EXERCISE DATA
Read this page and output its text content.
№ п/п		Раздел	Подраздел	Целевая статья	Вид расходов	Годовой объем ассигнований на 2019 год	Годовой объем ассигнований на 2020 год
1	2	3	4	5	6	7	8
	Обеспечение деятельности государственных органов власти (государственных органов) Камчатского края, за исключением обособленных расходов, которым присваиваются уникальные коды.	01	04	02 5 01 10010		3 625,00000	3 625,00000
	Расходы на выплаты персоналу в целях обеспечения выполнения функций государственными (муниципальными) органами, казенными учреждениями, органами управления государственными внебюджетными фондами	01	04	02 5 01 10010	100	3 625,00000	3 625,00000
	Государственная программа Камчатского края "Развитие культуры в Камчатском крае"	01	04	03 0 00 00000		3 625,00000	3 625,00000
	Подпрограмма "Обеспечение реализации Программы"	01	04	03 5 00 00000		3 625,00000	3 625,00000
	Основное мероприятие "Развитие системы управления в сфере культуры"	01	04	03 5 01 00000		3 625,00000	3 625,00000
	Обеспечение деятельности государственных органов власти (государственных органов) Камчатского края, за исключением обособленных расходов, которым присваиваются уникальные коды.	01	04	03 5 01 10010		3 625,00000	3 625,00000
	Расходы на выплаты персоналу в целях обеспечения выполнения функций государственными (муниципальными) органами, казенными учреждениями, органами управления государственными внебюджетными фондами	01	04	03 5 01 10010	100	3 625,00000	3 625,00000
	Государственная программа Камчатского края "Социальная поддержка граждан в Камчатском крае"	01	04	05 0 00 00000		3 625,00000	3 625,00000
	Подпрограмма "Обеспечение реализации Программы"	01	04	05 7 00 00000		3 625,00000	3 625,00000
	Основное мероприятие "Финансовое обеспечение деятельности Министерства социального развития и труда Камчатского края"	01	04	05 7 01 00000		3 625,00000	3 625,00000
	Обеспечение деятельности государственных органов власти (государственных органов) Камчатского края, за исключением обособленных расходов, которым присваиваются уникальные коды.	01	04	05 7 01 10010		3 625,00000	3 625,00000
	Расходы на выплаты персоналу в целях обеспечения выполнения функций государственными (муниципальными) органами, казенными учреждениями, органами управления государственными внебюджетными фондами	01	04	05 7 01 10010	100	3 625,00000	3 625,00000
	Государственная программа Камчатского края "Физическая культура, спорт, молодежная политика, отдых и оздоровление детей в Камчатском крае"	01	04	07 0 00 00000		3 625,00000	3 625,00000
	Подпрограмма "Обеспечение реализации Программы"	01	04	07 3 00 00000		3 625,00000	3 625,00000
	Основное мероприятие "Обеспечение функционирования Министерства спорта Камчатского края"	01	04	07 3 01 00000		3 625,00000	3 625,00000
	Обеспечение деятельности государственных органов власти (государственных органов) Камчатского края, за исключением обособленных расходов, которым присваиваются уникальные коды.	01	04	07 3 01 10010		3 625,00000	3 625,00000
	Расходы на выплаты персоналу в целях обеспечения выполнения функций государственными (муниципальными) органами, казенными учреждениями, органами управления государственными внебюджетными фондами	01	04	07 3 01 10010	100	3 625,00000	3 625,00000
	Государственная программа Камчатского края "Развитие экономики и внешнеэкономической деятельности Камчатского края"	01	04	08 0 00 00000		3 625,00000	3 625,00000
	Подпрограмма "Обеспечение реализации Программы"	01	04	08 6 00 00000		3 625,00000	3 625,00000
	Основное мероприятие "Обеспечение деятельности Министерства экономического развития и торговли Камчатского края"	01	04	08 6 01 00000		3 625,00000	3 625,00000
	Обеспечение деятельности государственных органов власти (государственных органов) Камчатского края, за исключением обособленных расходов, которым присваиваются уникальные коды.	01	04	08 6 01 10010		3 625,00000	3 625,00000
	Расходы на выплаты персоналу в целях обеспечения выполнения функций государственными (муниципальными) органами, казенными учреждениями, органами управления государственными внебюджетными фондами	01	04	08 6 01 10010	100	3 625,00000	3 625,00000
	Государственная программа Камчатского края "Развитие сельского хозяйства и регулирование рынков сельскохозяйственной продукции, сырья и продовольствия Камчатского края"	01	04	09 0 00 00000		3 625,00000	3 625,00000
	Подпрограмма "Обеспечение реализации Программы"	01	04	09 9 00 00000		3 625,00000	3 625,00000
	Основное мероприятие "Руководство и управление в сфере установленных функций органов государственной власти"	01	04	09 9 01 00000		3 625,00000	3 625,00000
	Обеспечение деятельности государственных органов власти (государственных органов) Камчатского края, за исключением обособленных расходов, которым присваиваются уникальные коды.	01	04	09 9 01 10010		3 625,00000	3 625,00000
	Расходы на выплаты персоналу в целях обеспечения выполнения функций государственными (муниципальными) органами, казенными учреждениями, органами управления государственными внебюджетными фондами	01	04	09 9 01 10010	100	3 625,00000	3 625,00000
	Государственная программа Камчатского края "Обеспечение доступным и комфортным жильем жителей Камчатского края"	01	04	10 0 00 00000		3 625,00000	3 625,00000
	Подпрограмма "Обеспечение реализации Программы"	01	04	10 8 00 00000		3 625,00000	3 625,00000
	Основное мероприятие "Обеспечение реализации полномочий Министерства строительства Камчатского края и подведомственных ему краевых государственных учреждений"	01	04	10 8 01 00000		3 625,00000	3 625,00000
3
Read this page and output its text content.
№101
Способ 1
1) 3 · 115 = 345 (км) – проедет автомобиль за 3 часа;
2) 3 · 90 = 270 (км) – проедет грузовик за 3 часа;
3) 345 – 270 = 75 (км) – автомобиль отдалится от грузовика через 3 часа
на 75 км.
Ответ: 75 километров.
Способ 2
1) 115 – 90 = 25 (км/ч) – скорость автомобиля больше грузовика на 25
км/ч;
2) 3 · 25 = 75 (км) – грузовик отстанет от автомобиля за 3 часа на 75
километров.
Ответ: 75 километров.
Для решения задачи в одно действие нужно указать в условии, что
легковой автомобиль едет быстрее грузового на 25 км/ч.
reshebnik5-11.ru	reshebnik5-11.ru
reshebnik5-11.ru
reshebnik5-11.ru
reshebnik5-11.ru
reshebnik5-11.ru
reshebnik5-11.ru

AIM
In the material above, tally every line with the string "коды" in it, then give that number alone.

THE ANSWER
6